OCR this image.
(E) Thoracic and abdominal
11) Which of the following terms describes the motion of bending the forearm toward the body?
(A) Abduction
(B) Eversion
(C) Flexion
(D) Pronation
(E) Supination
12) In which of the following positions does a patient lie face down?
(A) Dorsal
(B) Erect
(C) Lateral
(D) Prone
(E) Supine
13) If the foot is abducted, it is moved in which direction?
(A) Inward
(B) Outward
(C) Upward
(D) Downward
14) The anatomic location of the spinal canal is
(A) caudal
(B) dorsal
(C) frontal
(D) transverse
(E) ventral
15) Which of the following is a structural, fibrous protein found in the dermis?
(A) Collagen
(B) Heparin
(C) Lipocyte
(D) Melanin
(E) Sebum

• Task to complete
Filter the material above down to the lines that hold the word "following".

• Solved exercise
11) Which of the following terms describes the motion of bending the forearm toward the body?
12) In which of the following positions does a patient lie face down?
15) Which of the following is a structural, fibrous protein found in the dermis?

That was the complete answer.